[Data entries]
---+---
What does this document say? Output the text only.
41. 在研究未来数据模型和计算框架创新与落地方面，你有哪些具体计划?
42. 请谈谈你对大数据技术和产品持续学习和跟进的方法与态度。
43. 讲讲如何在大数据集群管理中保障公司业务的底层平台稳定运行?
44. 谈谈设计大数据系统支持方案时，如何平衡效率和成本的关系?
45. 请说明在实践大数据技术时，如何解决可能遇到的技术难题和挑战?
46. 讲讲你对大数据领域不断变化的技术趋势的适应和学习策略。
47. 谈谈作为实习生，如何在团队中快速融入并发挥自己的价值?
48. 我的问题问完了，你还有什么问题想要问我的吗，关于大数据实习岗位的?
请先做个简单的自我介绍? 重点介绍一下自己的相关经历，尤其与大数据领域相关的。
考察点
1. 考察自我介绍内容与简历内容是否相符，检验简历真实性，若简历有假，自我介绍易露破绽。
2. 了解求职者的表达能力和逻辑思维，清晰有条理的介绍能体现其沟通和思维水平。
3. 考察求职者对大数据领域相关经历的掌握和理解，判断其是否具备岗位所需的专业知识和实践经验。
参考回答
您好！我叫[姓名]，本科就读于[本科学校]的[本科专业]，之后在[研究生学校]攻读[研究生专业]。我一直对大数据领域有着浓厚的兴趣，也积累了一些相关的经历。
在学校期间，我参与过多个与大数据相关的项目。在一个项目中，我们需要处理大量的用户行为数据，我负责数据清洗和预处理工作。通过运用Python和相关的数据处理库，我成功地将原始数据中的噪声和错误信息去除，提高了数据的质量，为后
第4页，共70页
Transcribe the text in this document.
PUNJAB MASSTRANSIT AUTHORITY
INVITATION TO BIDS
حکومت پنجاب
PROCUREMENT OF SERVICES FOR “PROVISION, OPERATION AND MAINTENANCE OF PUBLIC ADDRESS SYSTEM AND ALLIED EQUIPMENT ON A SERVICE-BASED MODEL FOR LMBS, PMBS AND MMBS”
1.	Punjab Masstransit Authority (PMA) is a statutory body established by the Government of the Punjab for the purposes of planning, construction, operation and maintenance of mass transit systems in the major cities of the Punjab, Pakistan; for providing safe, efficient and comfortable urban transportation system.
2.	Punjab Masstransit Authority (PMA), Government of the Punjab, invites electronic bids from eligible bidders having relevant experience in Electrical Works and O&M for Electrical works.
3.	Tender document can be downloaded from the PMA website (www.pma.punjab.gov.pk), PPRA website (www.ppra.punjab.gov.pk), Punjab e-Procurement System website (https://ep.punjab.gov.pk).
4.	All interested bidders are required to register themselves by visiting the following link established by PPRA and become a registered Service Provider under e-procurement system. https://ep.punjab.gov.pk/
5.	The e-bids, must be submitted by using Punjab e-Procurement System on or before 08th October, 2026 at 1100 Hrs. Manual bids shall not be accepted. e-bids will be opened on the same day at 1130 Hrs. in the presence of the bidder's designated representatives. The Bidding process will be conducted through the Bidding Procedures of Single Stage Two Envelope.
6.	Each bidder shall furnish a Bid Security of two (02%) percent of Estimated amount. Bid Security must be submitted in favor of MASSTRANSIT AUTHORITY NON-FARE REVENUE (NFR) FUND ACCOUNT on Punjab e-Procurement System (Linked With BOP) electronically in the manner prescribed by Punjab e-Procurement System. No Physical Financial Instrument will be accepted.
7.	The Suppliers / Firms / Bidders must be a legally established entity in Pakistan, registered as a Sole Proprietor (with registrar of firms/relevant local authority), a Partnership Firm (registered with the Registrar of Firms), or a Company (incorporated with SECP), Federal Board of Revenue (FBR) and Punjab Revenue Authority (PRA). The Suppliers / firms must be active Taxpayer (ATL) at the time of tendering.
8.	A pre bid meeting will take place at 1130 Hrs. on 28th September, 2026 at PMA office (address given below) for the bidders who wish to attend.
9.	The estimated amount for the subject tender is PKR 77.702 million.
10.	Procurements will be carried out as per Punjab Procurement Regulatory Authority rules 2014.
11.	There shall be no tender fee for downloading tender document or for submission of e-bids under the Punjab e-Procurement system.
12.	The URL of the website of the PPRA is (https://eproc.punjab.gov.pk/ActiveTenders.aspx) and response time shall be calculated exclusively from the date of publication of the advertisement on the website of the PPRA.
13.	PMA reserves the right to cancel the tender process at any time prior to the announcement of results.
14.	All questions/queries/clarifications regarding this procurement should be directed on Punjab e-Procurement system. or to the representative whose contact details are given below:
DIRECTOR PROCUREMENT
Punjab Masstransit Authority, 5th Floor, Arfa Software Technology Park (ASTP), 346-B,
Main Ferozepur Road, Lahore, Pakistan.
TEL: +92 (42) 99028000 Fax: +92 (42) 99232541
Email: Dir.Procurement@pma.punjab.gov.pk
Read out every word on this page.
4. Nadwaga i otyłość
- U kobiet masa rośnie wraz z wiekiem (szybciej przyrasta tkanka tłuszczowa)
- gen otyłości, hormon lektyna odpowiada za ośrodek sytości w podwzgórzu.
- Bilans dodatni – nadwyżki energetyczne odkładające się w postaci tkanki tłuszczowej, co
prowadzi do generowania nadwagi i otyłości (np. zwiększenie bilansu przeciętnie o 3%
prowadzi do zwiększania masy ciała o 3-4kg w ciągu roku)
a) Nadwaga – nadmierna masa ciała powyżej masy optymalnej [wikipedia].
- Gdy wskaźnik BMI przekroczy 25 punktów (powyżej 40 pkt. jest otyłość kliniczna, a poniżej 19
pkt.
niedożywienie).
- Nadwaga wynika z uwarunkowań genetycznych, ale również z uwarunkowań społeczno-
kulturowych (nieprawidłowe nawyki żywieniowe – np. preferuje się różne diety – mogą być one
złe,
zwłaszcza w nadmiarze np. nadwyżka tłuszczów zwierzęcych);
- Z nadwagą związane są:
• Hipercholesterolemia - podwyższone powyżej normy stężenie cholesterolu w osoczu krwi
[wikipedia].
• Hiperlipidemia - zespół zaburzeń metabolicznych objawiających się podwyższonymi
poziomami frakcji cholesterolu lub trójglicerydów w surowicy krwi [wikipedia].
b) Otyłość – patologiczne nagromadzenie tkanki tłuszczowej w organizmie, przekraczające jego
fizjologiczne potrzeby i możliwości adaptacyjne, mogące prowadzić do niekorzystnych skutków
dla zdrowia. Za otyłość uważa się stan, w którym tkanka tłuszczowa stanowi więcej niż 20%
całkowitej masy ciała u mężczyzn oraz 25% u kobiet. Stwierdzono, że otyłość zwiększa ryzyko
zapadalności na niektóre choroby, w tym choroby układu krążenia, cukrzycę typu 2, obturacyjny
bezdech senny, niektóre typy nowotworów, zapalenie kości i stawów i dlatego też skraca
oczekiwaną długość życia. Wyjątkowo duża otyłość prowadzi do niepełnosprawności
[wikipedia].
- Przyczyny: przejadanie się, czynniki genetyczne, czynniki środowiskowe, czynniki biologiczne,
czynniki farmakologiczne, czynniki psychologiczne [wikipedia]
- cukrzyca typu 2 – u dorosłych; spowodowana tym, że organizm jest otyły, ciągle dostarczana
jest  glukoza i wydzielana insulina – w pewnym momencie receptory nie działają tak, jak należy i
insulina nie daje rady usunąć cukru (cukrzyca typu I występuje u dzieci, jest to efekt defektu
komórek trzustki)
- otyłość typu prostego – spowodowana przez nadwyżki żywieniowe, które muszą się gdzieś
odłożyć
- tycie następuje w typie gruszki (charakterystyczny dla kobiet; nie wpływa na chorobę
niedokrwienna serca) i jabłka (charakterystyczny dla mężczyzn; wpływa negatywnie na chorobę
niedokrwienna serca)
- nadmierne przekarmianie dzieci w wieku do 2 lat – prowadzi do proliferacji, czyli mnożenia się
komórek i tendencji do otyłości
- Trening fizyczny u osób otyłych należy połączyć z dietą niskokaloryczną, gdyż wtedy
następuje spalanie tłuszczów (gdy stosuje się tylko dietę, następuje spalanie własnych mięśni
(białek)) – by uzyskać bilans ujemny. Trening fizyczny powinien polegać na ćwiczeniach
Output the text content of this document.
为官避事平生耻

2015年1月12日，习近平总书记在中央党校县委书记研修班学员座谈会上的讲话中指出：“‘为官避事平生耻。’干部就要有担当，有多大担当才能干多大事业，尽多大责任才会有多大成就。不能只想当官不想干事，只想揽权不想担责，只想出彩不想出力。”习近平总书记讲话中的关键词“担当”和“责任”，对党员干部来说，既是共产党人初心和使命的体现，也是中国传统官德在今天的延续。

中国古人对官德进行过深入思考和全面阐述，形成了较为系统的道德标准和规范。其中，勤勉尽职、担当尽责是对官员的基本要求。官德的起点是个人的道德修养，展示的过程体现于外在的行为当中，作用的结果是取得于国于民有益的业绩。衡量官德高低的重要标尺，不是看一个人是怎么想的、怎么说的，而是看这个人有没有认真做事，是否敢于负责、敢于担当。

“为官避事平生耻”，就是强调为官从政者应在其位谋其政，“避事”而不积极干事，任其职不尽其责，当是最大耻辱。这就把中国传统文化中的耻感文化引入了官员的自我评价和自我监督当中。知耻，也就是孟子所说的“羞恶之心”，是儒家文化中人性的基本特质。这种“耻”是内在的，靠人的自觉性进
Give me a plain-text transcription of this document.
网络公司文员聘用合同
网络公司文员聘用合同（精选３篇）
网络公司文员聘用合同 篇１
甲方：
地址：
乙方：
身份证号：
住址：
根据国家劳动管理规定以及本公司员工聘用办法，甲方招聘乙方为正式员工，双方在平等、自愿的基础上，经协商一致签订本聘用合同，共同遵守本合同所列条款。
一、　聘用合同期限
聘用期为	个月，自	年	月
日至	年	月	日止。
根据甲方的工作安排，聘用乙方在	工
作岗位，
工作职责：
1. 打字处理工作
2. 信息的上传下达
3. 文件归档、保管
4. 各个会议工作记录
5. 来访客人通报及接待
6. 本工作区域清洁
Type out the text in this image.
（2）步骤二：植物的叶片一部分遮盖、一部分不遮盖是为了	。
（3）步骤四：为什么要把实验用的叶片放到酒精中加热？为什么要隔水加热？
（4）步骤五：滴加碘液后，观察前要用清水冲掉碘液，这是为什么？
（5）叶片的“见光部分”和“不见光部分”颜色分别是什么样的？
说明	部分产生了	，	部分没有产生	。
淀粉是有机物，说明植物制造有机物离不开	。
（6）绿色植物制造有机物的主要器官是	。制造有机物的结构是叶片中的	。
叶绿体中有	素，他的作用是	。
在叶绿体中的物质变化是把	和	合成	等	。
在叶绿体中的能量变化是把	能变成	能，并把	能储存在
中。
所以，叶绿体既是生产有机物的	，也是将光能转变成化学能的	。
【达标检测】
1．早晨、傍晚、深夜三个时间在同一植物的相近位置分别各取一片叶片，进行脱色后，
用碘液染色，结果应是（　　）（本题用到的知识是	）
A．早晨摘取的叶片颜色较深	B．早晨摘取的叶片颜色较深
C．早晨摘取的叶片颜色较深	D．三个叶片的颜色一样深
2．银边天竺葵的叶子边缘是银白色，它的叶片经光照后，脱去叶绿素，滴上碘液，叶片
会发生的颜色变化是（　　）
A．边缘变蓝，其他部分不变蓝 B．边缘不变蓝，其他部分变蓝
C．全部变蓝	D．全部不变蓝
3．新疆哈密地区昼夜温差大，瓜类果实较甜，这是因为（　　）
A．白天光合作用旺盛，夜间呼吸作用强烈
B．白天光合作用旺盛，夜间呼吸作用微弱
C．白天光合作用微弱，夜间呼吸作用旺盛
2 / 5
---+---
** WHAT IS NEEDED **
Collect the lines of the data that carry the word "早晨摘取的叶片颜色较深".

** RESULT OF THE EXERCISE **
A．早晨摘取的叶片颜色较深	B．早晨摘取的叶片颜色较深
C．早晨摘取的叶片颜色较深	D．三个叶片的颜色一样深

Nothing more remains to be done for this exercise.